WHAT THIS TASK INVOLVES:
Which lines of the entries below include "title"? List them all.

EXTRACTED RECORDS:

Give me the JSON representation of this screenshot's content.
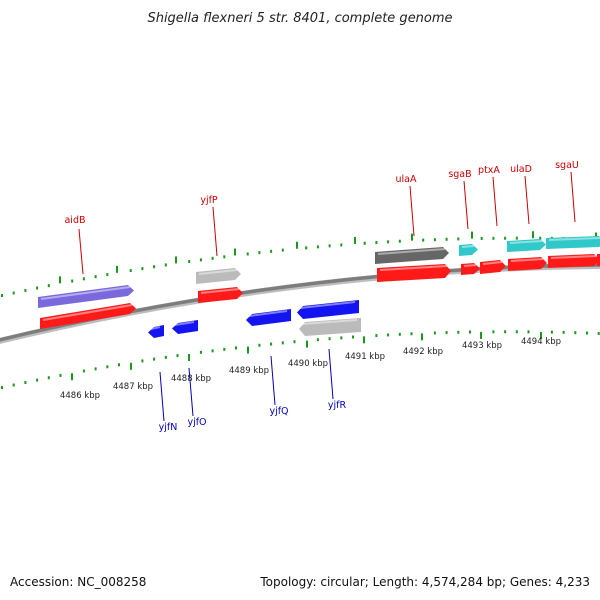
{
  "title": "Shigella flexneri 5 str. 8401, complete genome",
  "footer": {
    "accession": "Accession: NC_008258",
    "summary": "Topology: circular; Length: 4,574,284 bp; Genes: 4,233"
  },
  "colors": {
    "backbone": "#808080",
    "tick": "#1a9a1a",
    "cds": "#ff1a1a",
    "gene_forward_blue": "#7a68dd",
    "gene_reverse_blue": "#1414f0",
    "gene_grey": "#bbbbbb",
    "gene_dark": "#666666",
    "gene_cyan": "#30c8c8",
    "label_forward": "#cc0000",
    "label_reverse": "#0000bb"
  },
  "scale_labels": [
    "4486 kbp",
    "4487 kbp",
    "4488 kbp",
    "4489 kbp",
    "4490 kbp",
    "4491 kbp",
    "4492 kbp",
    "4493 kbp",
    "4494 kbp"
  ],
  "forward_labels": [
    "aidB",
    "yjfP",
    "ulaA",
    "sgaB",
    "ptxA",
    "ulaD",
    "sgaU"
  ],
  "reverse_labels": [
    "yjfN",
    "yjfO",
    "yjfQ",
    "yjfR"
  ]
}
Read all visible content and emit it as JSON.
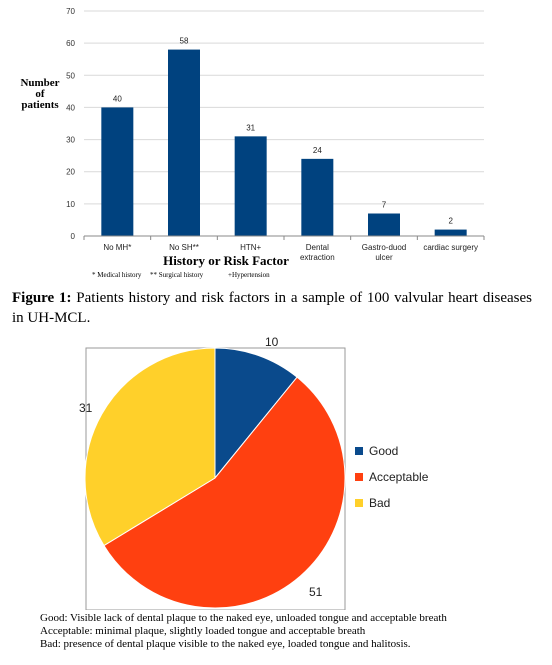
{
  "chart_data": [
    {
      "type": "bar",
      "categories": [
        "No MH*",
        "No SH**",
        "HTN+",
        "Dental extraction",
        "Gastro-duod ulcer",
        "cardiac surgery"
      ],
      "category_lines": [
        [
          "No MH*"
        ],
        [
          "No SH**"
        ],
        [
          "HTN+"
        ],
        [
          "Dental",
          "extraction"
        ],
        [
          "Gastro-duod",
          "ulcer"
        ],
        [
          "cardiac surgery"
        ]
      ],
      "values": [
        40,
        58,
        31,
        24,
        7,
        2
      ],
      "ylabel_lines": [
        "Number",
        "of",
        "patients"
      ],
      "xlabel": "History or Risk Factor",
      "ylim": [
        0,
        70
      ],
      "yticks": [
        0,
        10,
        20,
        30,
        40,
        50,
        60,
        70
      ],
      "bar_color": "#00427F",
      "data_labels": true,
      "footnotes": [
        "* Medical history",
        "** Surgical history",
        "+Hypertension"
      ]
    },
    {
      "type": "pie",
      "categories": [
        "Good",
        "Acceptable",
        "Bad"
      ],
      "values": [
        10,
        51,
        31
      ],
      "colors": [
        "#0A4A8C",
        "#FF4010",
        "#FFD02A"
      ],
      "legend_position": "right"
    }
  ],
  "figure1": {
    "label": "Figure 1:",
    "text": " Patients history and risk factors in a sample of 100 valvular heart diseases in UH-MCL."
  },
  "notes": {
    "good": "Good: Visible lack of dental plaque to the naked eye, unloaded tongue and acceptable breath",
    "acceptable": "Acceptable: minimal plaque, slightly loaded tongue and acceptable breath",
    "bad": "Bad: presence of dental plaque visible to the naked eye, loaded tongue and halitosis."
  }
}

---

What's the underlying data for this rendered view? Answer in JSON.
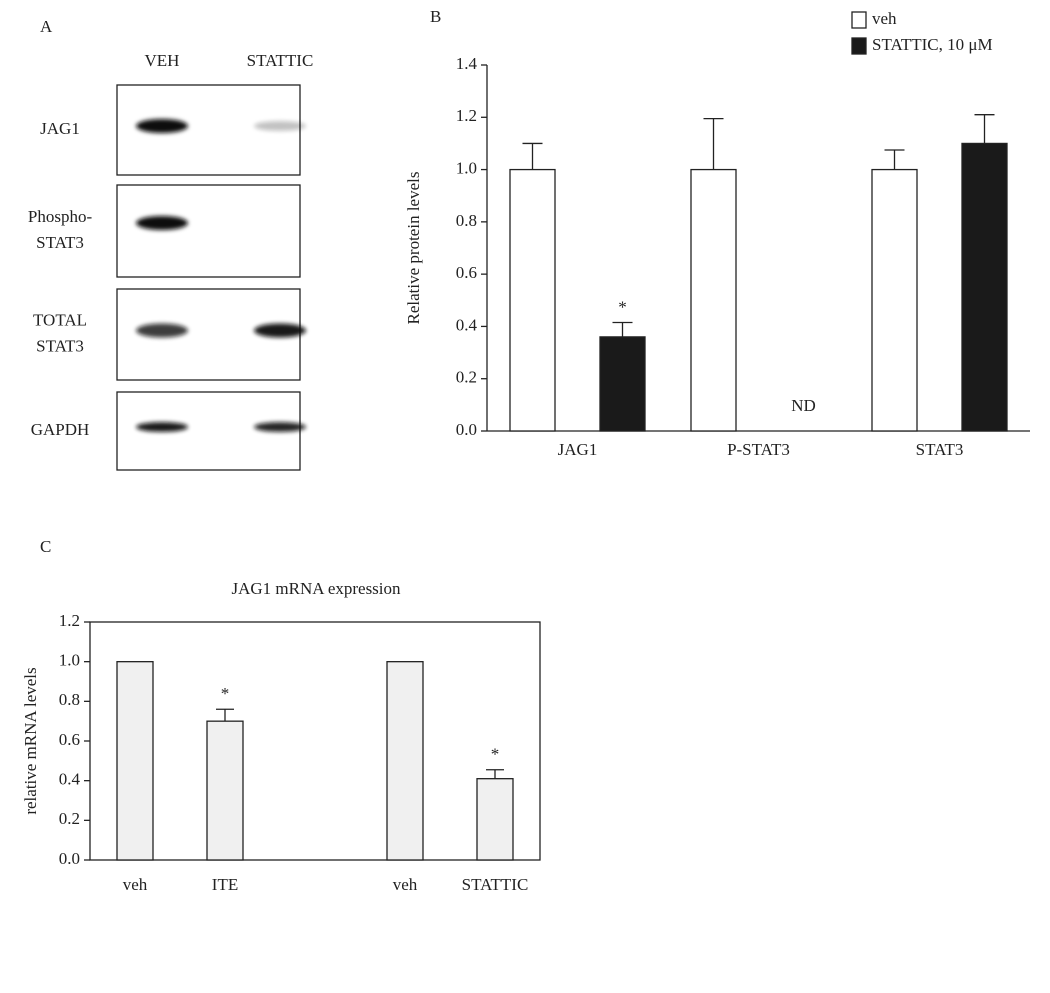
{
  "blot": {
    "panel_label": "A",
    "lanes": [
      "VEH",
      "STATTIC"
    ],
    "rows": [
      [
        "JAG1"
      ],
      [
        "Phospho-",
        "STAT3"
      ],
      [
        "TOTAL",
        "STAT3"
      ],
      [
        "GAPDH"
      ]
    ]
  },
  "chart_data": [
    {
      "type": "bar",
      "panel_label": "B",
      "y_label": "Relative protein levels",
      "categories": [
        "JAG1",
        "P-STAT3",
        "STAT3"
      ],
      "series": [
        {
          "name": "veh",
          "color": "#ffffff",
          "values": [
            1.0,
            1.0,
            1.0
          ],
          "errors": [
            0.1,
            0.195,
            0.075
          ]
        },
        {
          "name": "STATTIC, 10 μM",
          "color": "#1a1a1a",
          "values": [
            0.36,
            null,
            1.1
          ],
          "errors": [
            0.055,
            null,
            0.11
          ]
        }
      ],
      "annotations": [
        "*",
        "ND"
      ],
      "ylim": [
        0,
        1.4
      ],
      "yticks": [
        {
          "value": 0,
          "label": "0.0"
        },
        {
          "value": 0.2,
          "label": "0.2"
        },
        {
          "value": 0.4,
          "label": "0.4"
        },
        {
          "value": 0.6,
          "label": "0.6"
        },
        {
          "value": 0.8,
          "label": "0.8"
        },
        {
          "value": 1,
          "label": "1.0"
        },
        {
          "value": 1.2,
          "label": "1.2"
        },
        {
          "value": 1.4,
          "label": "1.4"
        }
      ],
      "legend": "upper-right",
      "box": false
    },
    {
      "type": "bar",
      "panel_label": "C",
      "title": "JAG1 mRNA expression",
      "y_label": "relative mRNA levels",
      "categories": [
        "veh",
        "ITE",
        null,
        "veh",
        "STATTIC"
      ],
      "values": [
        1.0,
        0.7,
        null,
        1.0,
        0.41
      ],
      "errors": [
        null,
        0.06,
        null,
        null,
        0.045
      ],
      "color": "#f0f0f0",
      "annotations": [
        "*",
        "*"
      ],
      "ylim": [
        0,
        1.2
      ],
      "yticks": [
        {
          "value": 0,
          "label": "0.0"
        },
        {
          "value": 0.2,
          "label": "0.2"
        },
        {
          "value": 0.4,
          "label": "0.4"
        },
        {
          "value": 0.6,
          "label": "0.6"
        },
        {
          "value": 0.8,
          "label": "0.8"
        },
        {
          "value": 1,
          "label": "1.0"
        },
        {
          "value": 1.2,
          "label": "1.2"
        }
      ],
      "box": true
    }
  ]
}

ANSWER BOX:
  "title": "Shigella flexneri 5 str. 8401, complete genome",
      "title": "JAG1 mRNA expression",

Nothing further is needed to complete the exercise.